Restate each of the lines given below, word for word.

Dataset records:
▼

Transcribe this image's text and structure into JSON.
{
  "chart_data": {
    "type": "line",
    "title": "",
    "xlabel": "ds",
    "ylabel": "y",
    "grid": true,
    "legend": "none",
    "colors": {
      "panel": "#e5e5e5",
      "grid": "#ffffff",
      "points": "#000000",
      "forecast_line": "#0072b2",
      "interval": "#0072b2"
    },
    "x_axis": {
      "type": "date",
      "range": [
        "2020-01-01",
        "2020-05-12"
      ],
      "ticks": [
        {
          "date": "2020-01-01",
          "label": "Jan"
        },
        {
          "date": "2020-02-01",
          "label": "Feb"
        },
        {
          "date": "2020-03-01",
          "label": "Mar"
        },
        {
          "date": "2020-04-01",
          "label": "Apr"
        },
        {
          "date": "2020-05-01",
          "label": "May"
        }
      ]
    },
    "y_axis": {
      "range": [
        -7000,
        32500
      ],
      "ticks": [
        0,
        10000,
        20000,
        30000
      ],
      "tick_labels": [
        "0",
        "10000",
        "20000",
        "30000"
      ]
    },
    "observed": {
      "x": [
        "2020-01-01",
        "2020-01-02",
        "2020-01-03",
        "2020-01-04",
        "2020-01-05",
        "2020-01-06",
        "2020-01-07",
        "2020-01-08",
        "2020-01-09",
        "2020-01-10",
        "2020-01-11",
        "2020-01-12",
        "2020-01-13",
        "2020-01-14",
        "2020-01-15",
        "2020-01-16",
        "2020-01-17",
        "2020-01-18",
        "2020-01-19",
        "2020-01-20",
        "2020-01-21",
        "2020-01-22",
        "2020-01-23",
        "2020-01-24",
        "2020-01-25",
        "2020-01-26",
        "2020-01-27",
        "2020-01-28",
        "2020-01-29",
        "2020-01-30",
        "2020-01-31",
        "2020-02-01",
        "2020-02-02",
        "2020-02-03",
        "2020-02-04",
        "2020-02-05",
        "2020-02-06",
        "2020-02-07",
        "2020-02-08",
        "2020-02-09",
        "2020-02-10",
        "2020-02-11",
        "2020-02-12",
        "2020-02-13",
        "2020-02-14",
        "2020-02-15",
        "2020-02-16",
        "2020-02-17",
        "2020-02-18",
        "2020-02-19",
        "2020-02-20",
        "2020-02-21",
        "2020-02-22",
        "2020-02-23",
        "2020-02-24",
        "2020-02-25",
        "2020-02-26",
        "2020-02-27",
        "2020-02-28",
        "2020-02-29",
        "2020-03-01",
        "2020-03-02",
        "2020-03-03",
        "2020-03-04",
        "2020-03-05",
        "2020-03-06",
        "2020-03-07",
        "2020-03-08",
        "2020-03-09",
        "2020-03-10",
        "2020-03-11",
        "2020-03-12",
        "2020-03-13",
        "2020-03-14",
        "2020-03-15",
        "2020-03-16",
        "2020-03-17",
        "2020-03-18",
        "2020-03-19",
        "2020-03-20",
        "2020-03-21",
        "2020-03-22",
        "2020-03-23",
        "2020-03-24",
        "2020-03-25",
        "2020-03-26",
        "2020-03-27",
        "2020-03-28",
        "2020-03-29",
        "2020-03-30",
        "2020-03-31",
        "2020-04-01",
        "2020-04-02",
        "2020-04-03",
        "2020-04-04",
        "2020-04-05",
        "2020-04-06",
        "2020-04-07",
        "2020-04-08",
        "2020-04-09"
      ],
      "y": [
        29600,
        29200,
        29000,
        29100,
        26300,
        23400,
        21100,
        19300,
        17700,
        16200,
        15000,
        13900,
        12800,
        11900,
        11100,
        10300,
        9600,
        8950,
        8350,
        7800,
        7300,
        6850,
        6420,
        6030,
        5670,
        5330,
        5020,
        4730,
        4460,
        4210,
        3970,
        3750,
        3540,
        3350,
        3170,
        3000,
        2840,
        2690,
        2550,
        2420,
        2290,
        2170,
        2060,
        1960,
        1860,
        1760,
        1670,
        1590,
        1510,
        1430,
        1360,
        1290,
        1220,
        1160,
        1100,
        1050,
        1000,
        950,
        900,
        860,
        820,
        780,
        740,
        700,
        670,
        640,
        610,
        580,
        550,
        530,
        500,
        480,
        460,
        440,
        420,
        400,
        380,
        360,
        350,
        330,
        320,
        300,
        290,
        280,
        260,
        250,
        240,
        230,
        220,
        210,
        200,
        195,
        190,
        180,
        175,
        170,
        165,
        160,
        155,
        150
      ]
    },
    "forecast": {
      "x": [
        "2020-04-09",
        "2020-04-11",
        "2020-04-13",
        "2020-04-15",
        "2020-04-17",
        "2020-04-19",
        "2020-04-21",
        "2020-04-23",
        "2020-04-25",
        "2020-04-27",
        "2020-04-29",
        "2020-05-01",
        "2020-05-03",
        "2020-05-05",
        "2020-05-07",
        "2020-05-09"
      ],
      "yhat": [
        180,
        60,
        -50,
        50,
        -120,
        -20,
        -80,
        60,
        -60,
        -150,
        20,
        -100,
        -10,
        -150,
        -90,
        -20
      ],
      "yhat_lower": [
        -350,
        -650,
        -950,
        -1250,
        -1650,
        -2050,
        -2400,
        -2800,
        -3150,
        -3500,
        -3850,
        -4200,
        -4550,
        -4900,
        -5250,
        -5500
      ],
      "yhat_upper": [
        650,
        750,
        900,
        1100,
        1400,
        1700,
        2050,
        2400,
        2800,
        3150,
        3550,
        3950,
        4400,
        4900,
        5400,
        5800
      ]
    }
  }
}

▲

Answer to the problem:
Transcribe this image's text and structure into JSON.
{
  "chart_data": {
    "type": "line",
    "title": "",
    "xlabel": "ds",
    "ylabel": "y",
    "grid": true,
    "legend": "none",
    "colors": {
      "panel": "#e5e5e5",
      "grid": "#ffffff",
      "points": "#000000",
      "forecast_line": "#0072b2",
      "interval": "#0072b2"
    },
    "x_axis": {
      "type": "date",
      "range": [
        "2020-01-01",
        "2020-05-12"
      ],
      "ticks": [
        {
          "date": "2020-01-01",
          "label": "Jan"
        },
        {
          "date": "2020-02-01",
          "label": "Feb"
        },
        {
          "date": "2020-03-01",
          "label": "Mar"
        },
        {
          "date": "2020-04-01",
          "label": "Apr"
        },
        {
          "date": "2020-05-01",
          "label": "May"
        }
      ]
    },
    "y_axis": {
      "range": [
        -7000,
        32500
      ],
      "ticks": [
        0,
        10000,
        20000,
        30000
      ],
      "tick_labels": [
        "0",
        "10000",
        "20000",
        "30000"
      ]
    },
    "observed": {
      "x": [
        "2020-01-01",
        "2020-01-02",
        "2020-01-03",
        "2020-01-04",
        "2020-01-05",
        "2020-01-06",
        "2020-01-07",
        "2020-01-08",
        "2020-01-09",
        "2020-01-10",
        "2020-01-11",
        "2020-01-12",
        "2020-01-13",
        "2020-01-14",
        "2020-01-15",
        "2020-01-16",
        "2020-01-17",
        "2020-01-18",
        "2020-01-19",
        "2020-01-20",
        "2020-01-21",
        "2020-01-22",
        "2020-01-23",
        "2020-01-24",
        "2020-01-25",
        "2020-01-26",
        "2020-01-27",
        "2020-01-28",
        "2020-01-29",
        "2020-01-30",
        "2020-01-31",
        "2020-02-01",
        "2020-02-02",
        "2020-02-03",
        "2020-02-04",
        "2020-02-05",
        "2020-02-06",
        "2020-02-07",
        "2020-02-08",
        "2020-02-09",
        "2020-02-10",
        "2020-02-11",
        "2020-02-12",
        "2020-02-13",
        "2020-02-14",
        "2020-02-15",
        "2020-02-16",
        "2020-02-17",
        "2020-02-18",
        "2020-02-19",
        "2020-02-20",
        "2020-02-21",
        "2020-02-22",
        "2020-02-23",
        "2020-02-24",
        "2020-02-25",
        "2020-02-26",
        "2020-02-27",
        "2020-02-28",
        "2020-02-29",
        "2020-03-01",
        "2020-03-02",
        "2020-03-03",
        "2020-03-04",
        "2020-03-05",
        "2020-03-06",
        "2020-03-07",
        "2020-03-08",
        "2020-03-09",
        "2020-03-10",
        "2020-03-11",
        "2020-03-12",
        "2020-03-13",
        "2020-03-14",
        "2020-03-15",
        "2020-03-16",
        "2020-03-17",
        "2020-03-18",
        "2020-03-19",
        "2020-03-20",
        "2020-03-21",
        "2020-03-22",
        "2020-03-23",
        "2020-03-24",
        "2020-03-25",
        "2020-03-26",
        "2020-03-27",
        "2020-03-28",
        "2020-03-29",
        "2020-03-30",
        "2020-03-31",
        "2020-04-01",
        "2020-04-02",
        "2020-04-03",
        "2020-04-04",
        "2020-04-05",
        "2020-04-06",
        "2020-04-07",
        "2020-04-08",
        "2020-04-09"
      ],
      "y": [
        29600,
        29200,
        29000,
        29100,
        26300,
        23400,
        21100,
        19300,
        17700,
        16200,
        15000,
        13900,
        12800,
        11900,
        11100,
        10300,
        9600,
        8950,
        8350,
        7800,
        7300,
        6850,
        6420,
        6030,
        5670,
        5330,
        5020,
        4730,
        4460,
        4210,
        3970,
        3750,
        3540,
        3350,
        3170,
        3000,
        2840,
        2690,
        2550,
        2420,
        2290,
        2170,
        2060,
        1960,
        1860,
        1760,
        1670,
        1590,
        1510,
        1430,
        1360,
        1290,
        1220,
        1160,
        1100,
        1050,
        1000,
        950,
        900,
        860,
        820,
        780,
        740,
        700,
        670,
        640,
        610,
        580,
        550,
        530,
        500,
        480,
        460,
        440,
        420,
        400,
        380,
        360,
        350,
        330,
        320,
        300,
        290,
        280,
        260,
        250,
        240,
        230,
        220,
        210,
        200,
        195,
        190,
        180,
        175,
        170,
        165,
        160,
        155,
        150
      ]
    },
    "forecast": {
      "x": [
        "2020-04-09",
        "2020-04-11",
        "2020-04-13",
        "2020-04-15",
        "2020-04-17",
        "2020-04-19",
        "2020-04-21",
        "2020-04-23",
        "2020-04-25",
        "2020-04-27",
        "2020-04-29",
        "2020-05-01",
        "2020-05-03",
        "2020-05-05",
        "2020-05-07",
        "2020-05-09"
      ],
      "yhat": [
        180,
        60,
        -50,
        50,
        -120,
        -20,
        -80,
        60,
        -60,
        -150,
        20,
        -100,
        -10,
        -150,
        -90,
        -20
      ],
      "yhat_lower": [
        -350,
        -650,
        -950,
        -1250,
        -1650,
        -2050,
        -2400,
        -2800,
        -3150,
        -3500,
        -3850,
        -4200,
        -4550,
        -4900,
        -5250,
        -5500
      ],
      "yhat_upper": [
        650,
        750,
        900,
        1100,
        1400,
        1700,
        2050,
        2400,
        2800,
        3150,
        3550,
        3950,
        4400,
        4900,
        5400,
        5800
      ]
    }
  }
}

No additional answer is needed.